§ What this task involves: Search the listing for the string "λobs" and copy every line that contains it.

§ Excerpted records:
********

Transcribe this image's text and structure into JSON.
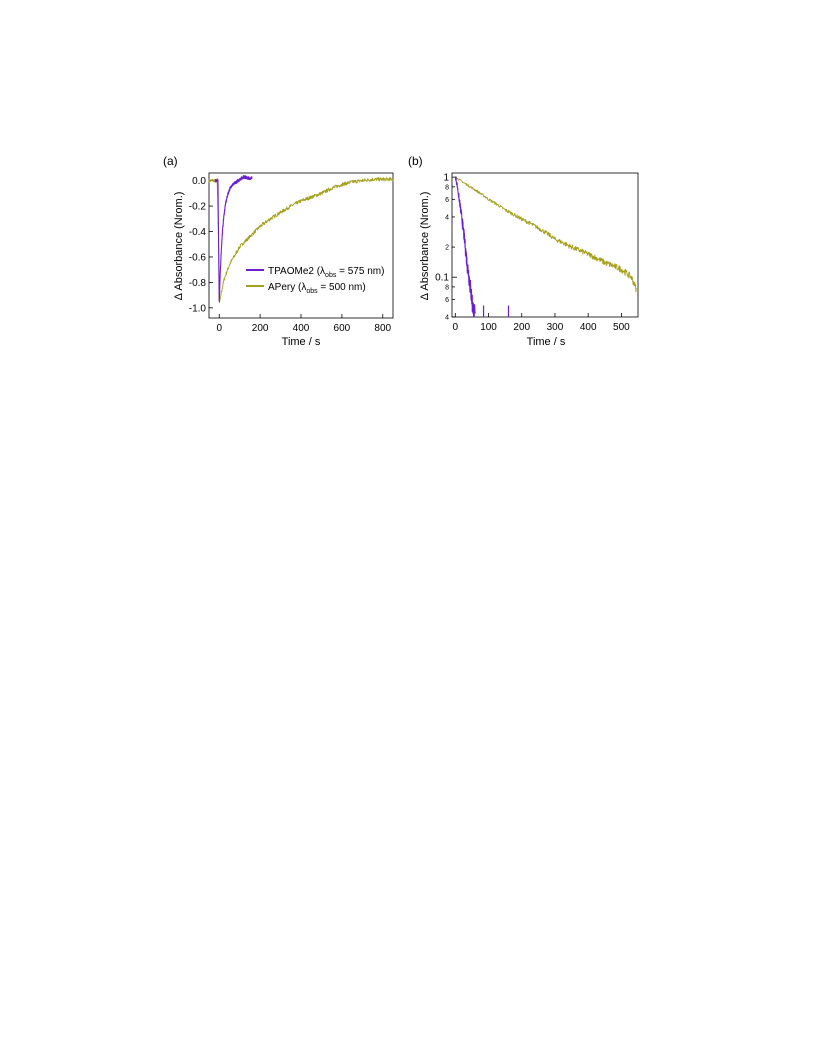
{
  "chart_data": [
    {
      "panel": "(a)",
      "type": "line",
      "xlabel": "Time  / s",
      "ylabel": "Δ Absorbance (Nrom.)",
      "xlim": [
        -50,
        850
      ],
      "ylim": [
        -1.08,
        0.06
      ],
      "xticks": [
        0,
        200,
        400,
        600,
        800
      ],
      "yticks": [
        0.0,
        -0.2,
        -0.4,
        -0.6,
        -0.8,
        -1.0
      ],
      "ytick_labels": [
        "0.0",
        "-0.2",
        "-0.4",
        "-0.6",
        "-0.8",
        "-1.0"
      ],
      "legend_position": "center-right",
      "series": [
        {
          "name": "TPAOMe2 (λobs = 575 nm)",
          "legend_main": "TPAOMe2 (λ",
          "legend_sub": "obs",
          "legend_tail": " = 575 nm)",
          "color": "#6a1fd1",
          "x": [
            -20,
            -6,
            -5,
            -2,
            0,
            5,
            10,
            15,
            20,
            25,
            30,
            40,
            50,
            60,
            80,
            100,
            120,
            140,
            160
          ],
          "y": [
            0.0,
            0.0,
            -0.2,
            -0.65,
            -0.97,
            -0.72,
            -0.55,
            -0.42,
            -0.32,
            -0.25,
            -0.19,
            -0.12,
            -0.07,
            -0.04,
            -0.015,
            0.01,
            0.03,
            0.02,
            0.02
          ]
        },
        {
          "name": "APery (λobs = 500 nm)",
          "legend_main": "APery (λ",
          "legend_sub": "obs",
          "legend_tail": " = 500 nm)",
          "color": "#a5a01c",
          "x": [
            -50,
            -10,
            -3,
            0,
            10,
            25,
            50,
            75,
            100,
            150,
            200,
            250,
            300,
            350,
            400,
            450,
            500,
            550,
            600,
            650,
            700,
            750,
            800,
            850
          ],
          "y": [
            0.0,
            0.0,
            -0.5,
            -0.97,
            -0.88,
            -0.77,
            -0.66,
            -0.59,
            -0.52,
            -0.44,
            -0.36,
            -0.3,
            -0.25,
            -0.2,
            -0.16,
            -0.13,
            -0.1,
            -0.06,
            -0.03,
            -0.01,
            0.0,
            0.01,
            0.01,
            0.01
          ]
        }
      ]
    },
    {
      "panel": "(b)",
      "type": "line",
      "xlabel": "Time  / s",
      "ylabel": "Δ Absorbance (Nrom.)",
      "xlim": [
        -10,
        550
      ],
      "ylim": [
        0.04,
        1.1
      ],
      "yscale": "log",
      "xticks": [
        0,
        100,
        200,
        300,
        400,
        500
      ],
      "ymajor_ticks": [
        1,
        0.1
      ],
      "ymajor_labels": [
        "1",
        "0.1"
      ],
      "yminor_ticks": [
        0.8,
        0.6,
        0.4,
        0.2,
        0.08,
        0.06,
        0.04
      ],
      "yminor_labels": [
        "8",
        "6",
        "4",
        "2",
        "8",
        "6",
        "4"
      ],
      "series": [
        {
          "name": "TPAOMe2",
          "color": "#6a1fd1",
          "x": [
            0,
            5,
            10,
            15,
            20,
            25,
            30,
            35,
            40,
            45,
            50,
            55,
            60
          ],
          "y": [
            1.0,
            0.85,
            0.65,
            0.5,
            0.38,
            0.28,
            0.2,
            0.14,
            0.11,
            0.08,
            0.06,
            0.045,
            0.04
          ],
          "spikes_x": [
            85,
            160
          ]
        },
        {
          "name": "APery",
          "color": "#a5a01c",
          "x": [
            0,
            25,
            50,
            100,
            150,
            200,
            250,
            300,
            350,
            400,
            450,
            500,
            530,
            545
          ],
          "y": [
            1.0,
            0.88,
            0.78,
            0.6,
            0.47,
            0.38,
            0.31,
            0.24,
            0.2,
            0.17,
            0.14,
            0.12,
            0.1,
            0.075
          ]
        }
      ]
    }
  ]
}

********

§ Solution to this task:
          "name": "TPAOMe2 (λobs = 575 nm)",
          "name": "APery (λobs = 500 nm)",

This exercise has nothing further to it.